··· Working data

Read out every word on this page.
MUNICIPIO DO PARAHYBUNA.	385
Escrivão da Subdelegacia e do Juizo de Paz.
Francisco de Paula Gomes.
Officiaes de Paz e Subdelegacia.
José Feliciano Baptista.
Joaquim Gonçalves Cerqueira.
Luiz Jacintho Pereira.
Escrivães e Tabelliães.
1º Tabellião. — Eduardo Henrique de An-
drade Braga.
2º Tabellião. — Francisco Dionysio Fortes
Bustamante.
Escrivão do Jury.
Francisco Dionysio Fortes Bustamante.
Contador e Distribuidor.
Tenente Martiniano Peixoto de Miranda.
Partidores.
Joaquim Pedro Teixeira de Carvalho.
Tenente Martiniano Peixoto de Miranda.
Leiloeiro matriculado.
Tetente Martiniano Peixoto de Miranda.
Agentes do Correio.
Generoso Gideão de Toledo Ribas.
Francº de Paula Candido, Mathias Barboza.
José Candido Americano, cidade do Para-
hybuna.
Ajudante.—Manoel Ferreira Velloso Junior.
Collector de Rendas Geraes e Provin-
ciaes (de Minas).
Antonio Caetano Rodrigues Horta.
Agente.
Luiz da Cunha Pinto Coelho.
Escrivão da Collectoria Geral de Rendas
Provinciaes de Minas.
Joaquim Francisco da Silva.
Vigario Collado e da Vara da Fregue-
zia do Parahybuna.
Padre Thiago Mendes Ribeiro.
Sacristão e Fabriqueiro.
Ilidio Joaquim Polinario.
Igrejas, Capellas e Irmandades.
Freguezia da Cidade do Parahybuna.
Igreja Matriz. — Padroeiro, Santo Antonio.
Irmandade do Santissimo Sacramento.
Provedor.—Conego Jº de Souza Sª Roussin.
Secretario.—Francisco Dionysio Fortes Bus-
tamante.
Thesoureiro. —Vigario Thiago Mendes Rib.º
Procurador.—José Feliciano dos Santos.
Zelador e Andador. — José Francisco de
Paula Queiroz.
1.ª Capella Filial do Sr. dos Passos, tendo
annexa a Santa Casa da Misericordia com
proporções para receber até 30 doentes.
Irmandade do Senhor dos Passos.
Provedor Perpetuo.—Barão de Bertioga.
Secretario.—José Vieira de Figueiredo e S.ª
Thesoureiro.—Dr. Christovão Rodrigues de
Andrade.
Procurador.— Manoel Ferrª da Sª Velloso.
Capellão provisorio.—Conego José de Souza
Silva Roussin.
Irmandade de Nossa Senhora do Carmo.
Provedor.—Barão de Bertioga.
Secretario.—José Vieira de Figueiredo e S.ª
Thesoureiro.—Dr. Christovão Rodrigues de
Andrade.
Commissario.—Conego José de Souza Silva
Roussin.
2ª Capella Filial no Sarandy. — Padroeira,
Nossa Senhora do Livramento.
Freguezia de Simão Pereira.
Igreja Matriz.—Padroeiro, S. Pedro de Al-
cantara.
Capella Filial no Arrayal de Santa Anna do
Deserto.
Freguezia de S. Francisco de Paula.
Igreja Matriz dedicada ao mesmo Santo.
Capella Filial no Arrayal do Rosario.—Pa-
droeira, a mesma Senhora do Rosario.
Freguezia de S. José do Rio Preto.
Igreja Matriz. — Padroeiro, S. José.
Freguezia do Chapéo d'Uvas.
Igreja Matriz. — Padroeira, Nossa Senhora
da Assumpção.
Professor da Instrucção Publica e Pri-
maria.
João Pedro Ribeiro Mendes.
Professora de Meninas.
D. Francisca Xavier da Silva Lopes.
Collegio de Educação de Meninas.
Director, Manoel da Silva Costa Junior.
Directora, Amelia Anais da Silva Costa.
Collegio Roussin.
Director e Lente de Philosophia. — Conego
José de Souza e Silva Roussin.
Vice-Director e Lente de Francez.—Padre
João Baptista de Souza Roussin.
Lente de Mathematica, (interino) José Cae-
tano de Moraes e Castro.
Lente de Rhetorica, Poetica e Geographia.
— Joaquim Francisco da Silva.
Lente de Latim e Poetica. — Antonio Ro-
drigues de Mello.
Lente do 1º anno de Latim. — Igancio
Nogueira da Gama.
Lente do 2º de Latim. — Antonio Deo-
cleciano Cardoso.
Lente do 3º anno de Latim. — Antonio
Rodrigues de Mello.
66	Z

······

Print out all the entries precisely as written.

* [Full solution]:
Read out every word on this page.
MUNICIPIO DO PARAHYBUNA.	385
Escrivão da Subdelegacia e do Juizo de Paz.
Francisco de Paula Gomes.
Officiaes de Paz e Subdelegacia.
José Feliciano Baptista.
Joaquim Gonçalves Cerqueira.
Luiz Jacintho Pereira.
Escrivães e Tabelliães.
1º Tabellião. — Eduardo Henrique de An-
drade Braga.
2º Tabellião. — Francisco Dionysio Fortes
Bustamante.
Escrivão do Jury.
Francisco Dionysio Fortes Bustamante.
Contador e Distribuidor.
Tenente Martiniano Peixoto de Miranda.
Partidores.
Joaquim Pedro Teixeira de Carvalho.
Tenente Martiniano Peixoto de Miranda.
Leiloeiro matriculado.
Tetente Martiniano Peixoto de Miranda.
Agentes do Correio.
Generoso Gideão de Toledo Ribas.
Francº de Paula Candido, Mathias Barboza.
José Candido Americano, cidade do Para-
hybuna.
Ajudante.—Manoel Ferreira Velloso Junior.
Collector de Rendas Geraes e Provin-
ciaes (de Minas).
Antonio Caetano Rodrigues Horta.
Agente.
Luiz da Cunha Pinto Coelho.
Escrivão da Collectoria Geral de Rendas
Provinciaes de Minas.
Joaquim Francisco da Silva.
Vigario Collado e da Vara da Fregue-
zia do Parahybuna.
Padre Thiago Mendes Ribeiro.
Sacristão e Fabriqueiro.
Ilidio Joaquim Polinario.
Igrejas, Capellas e Irmandades.
Freguezia da Cidade do Parahybuna.
Igreja Matriz. — Padroeiro, Santo Antonio.
Irmandade do Santissimo Sacramento.
Provedor.—Conego Jº de Souza Sª Roussin.
Secretario.—Francisco Dionysio Fortes Bus-
tamante.
Thesoureiro. —Vigario Thiago Mendes Rib.º
Procurador.—José Feliciano dos Santos.
Zelador e Andador. — José Francisco de
Paula Queiroz.
1.ª Capella Filial do Sr. dos Passos, tendo
annexa a Santa Casa da Misericordia com
proporções para receber até 30 doentes.
Irmandade do Senhor dos Passos.
Provedor Perpetuo.—Barão de Bertioga.
Secretario.—José Vieira de Figueiredo e S.ª
Thesoureiro.—Dr. Christovão Rodrigues de
Andrade.
Procurador.— Manoel Ferrª da Sª Velloso.
Capellão provisorio.—Conego José de Souza
Silva Roussin.
Irmandade de Nossa Senhora do Carmo.
Provedor.—Barão de Bertioga.
Secretario.—José Vieira de Figueiredo e S.ª
Thesoureiro.—Dr. Christovão Rodrigues de
Andrade.
Commissario.—Conego José de Souza Silva
Roussin.
2ª Capella Filial no Sarandy. — Padroeira,
Nossa Senhora do Livramento.
Freguezia de Simão Pereira.
Igreja Matriz.—Padroeiro, S. Pedro de Al-
cantara.
Capella Filial no Arrayal de Santa Anna do
Deserto.
Freguezia de S. Francisco de Paula.
Igreja Matriz dedicada ao mesmo Santo.
Capella Filial no Arrayal do Rosario.—Pa-
droeira, a mesma Senhora do Rosario.
Freguezia de S. José do Rio Preto.
Igreja Matriz. — Padroeiro, S. José.
Freguezia do Chapéo d'Uvas.
Igreja Matriz. — Padroeira, Nossa Senhora
da Assumpção.
Professor da Instrucção Publica e Pri-
maria.
João Pedro Ribeiro Mendes.
Professora de Meninas.
D. Francisca Xavier da Silva Lopes.
Collegio de Educação de Meninas.
Director, Manoel da Silva Costa Junior.
Directora, Amelia Anais da Silva Costa.
Collegio Roussin.
Director e Lente de Philosophia. — Conego
José de Souza e Silva Roussin.
Vice-Director e Lente de Francez.—Padre
João Baptista de Souza Roussin.
Lente de Mathematica, (interino) José Cae-
tano de Moraes e Castro.
Lente de Rhetorica, Poetica e Geographia.
— Joaquim Francisco da Silva.
Lente de Latim e Poetica. — Antonio Ro-
drigues de Mello.
Lente do 1º anno de Latim. — Igancio
Nogueira da Gama.
Lente do 2º de Latim. — Antonio Deo-
cleciano Cardoso.
Lente do 3º anno de Latim. — Antonio
Rodrigues de Mello.
66	Z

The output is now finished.